**Data to process**

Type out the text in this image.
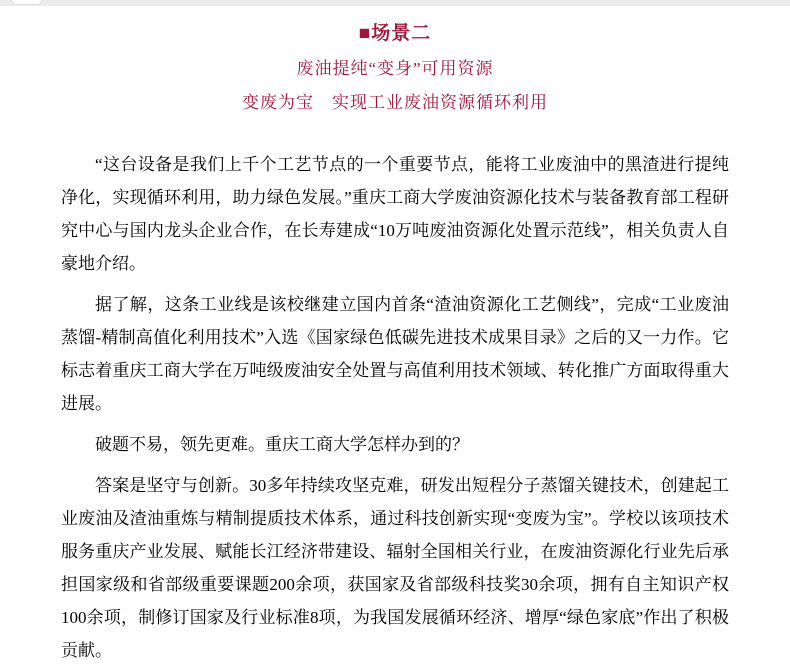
■场景二
废油提纯“变身”可用资源
变废为宝　实现工业废油资源循环利用

“这台设备是我们上千个工艺节点的一个重要节点，能将工业废油中的黑渣进行提纯净化，实现循环利用，助力绿色发展。”重庆工商大学废油资源化技术与装备教育部工程研究中心与国内龙头企业合作，在长寿建成“10万吨废油资源化处置示范线”，相关负责人自豪地介绍。

据了解，这条工业线是该校继建立国内首条“渣油资源化工艺侧线”，完成“工业废油蒸馏-精制高值化利用技术”入选《国家绿色低碳先进技术成果目录》之后的又一力作。它标志着重庆工商大学在万吨级废油安全处置与高值利用技术领域、转化推广方面取得重大进展。

破题不易，领先更难。重庆工商大学怎样办到的？

答案是坚守与创新。30多年持续攻坚克难，研发出短程分子蒸馏关键技术，创建起工业废油及渣油重炼与精制提质技术体系，通过科技创新实现“变废为宝”。学校以该项技术服务重庆产业发展、赋能长江经济带建设、辐射全国相关行业，在废油资源化行业先后承担国家级和省部级重要课题200余项，获国家及省部级科技奖30余项，拥有自主知识产权100余项，制修订国家及行业标准8项，为我国发展循环经济、增厚“绿色家底”作出了积极贡献。
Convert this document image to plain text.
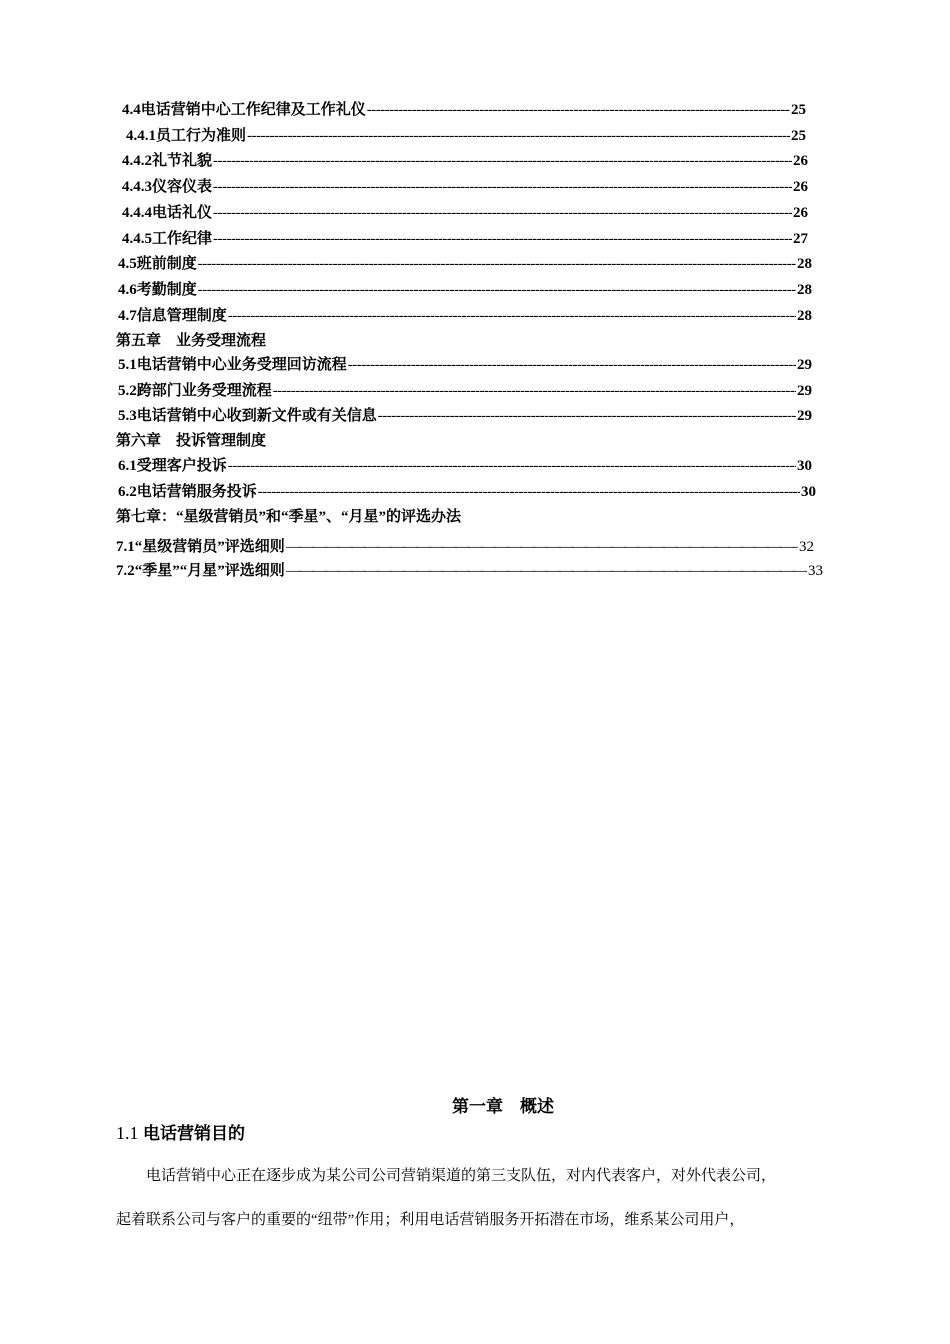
4.4 电话营销中心工作纪律及工作礼仪 -----	25
4.4.1 员工行为准则 -----	25
4.4.2 礼节礼貌 -----	26
4.4.3 仪容仪表 -----	26
4.4.4 电话礼仪 -----	26
4.4.5 工作纪律 -----	27
4.5 班前制度 -----	28
4.6 考勤制度 -----	28
4.7 信息管理制度 -----	28
第五章　业务受理流程
5.1 电话营销中心业务受理回访流程 -----	29
5.2 跨部门业务受理流程 -----	29
5.3 电话营销中心收到新文件或有关信息 -----	29
第六章　投诉管理制度
6.1 受理客户投诉 -----	30
6.2 电话营销服务投诉 -----	30
第七章：“星级营销员”和“季星”、“月星”的评选办法
7.1 “星级营销员”评选细则 —————	32
7.2 “季星”“月星”评选细则 —————	33
第一章　概述
1.1 电话营销目的
　　电话营销中心正在逐步成为某公司公司营销渠道的第三支队伍，对内代表客户，对外代表公司，
起着联系公司与客户的重要的“纽带”作用；利用电话营销服务开拓潜在市场，维系某公司用户，
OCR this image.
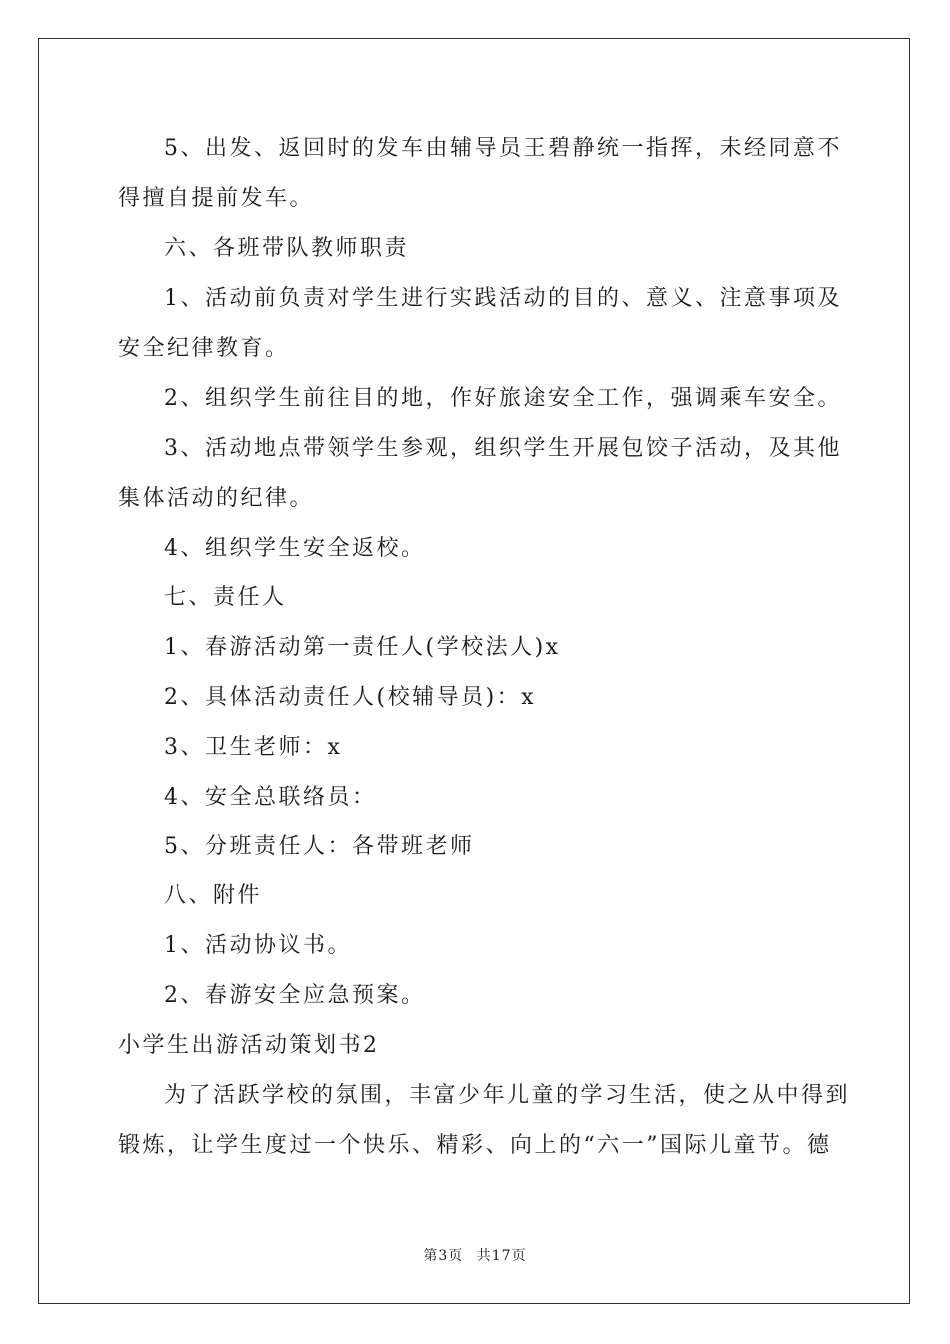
5、出发、返回时的发车由辅导员王碧静统一指挥，未经同意不
得擅自提前发车。
六、各班带队教师职责
1、活动前负责对学生进行实践活动的目的、意义、注意事项及
安全纪律教育。
2、组织学生前往目的地，作好旅途安全工作，强调乘车安全。
3、活动地点带领学生参观，组织学生开展包饺子活动，及其他
集体活动的纪律。
4、组织学生安全返校。
七、责任人
1、春游活动第一责任人(学校法人)x
2、具体活动责任人(校辅导员)：x
3、卫生老师：x
4、安全总联络员：
5、分班责任人：各带班老师
八、附件
1、活动协议书。
2、春游安全应急预案。
小学生出游活动策划书2
为了活跃学校的氛围，丰富少年儿童的学习生活，使之从中得到
锻炼，让学生度过一个快乐、精彩、向上的“六一”国际儿童节。德
第3页 共17页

**What this task involves**
Copy each line of the records that contains the word "image".

**Exercise answer**
Type out the text in this image.
Convert this document image to plain text.
OCR this image.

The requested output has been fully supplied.